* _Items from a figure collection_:
----
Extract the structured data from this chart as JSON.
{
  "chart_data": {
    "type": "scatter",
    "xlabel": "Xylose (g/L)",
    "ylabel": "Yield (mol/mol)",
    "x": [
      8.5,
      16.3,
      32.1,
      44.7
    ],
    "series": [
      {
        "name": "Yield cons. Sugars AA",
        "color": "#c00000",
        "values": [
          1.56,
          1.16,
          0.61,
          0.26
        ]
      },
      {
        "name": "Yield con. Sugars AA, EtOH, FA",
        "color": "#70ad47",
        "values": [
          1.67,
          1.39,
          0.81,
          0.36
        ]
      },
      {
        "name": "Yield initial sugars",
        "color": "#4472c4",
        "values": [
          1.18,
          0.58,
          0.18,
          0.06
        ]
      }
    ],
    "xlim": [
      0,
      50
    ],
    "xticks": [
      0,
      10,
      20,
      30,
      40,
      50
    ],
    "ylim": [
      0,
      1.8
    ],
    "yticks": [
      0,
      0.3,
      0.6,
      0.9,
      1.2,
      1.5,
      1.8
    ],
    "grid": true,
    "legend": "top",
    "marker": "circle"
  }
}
----
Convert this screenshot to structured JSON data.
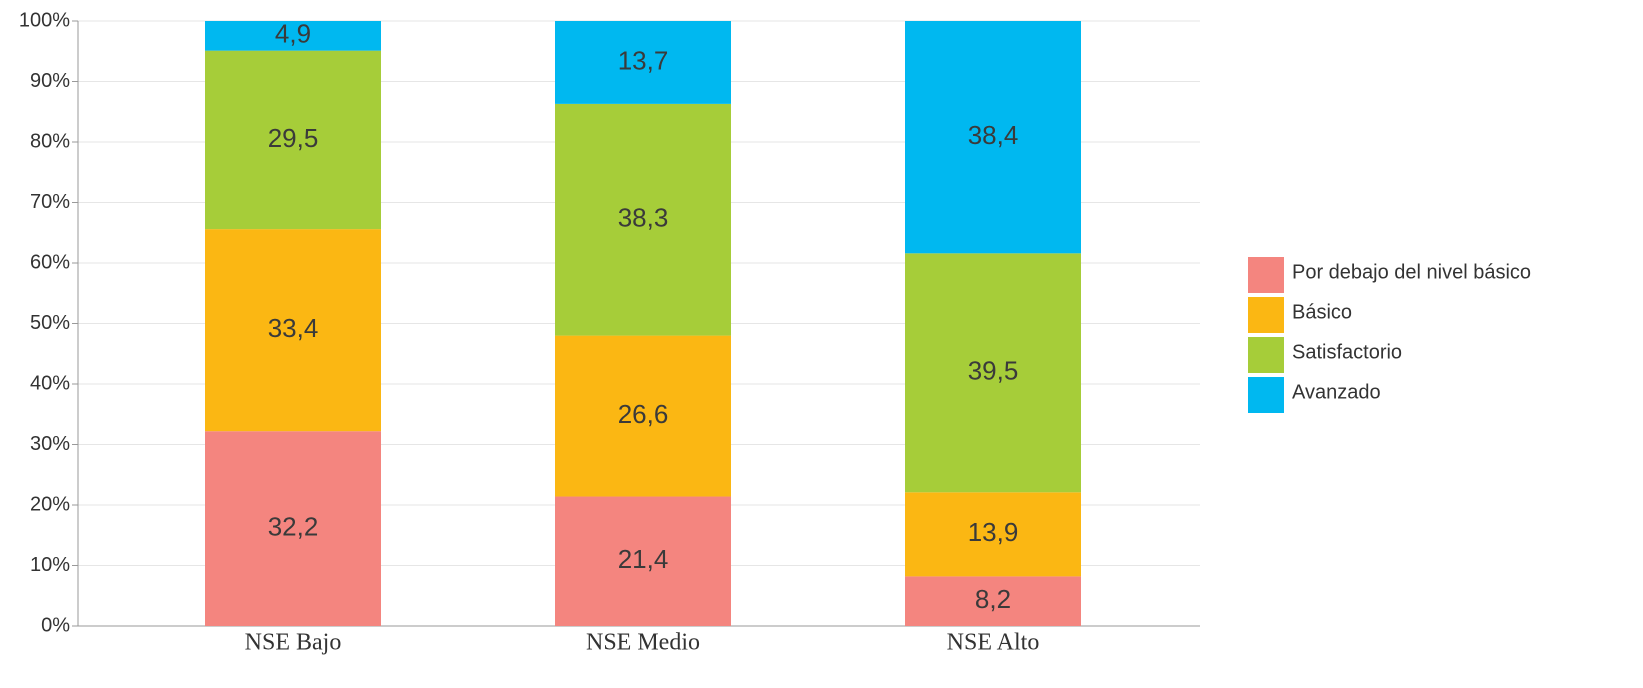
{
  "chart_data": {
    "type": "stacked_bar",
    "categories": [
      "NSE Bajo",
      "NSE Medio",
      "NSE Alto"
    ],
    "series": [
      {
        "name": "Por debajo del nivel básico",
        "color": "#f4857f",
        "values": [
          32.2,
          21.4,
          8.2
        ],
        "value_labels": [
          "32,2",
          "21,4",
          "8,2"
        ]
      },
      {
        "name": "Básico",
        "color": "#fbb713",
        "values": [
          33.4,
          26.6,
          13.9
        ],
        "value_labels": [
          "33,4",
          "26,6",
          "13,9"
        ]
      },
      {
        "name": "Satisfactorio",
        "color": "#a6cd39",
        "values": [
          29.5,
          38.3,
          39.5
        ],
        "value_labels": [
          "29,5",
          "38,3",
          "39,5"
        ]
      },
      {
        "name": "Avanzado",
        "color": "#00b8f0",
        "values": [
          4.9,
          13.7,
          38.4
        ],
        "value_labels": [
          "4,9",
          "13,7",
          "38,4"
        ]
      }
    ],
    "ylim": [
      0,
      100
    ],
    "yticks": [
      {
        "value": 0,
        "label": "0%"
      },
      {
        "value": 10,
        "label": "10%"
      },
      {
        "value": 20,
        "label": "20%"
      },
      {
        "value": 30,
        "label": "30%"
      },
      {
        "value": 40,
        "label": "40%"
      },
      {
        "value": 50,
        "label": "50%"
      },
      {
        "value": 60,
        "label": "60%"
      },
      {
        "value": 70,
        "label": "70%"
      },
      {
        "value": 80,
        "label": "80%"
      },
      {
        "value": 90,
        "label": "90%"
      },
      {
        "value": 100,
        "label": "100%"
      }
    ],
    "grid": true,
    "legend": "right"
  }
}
----
* _WRITTEN EXERCISE_:
Among the lines above, determine how many hold the word "name"; report the figure alone.

* _RESPONSE TO THE TASK_:
7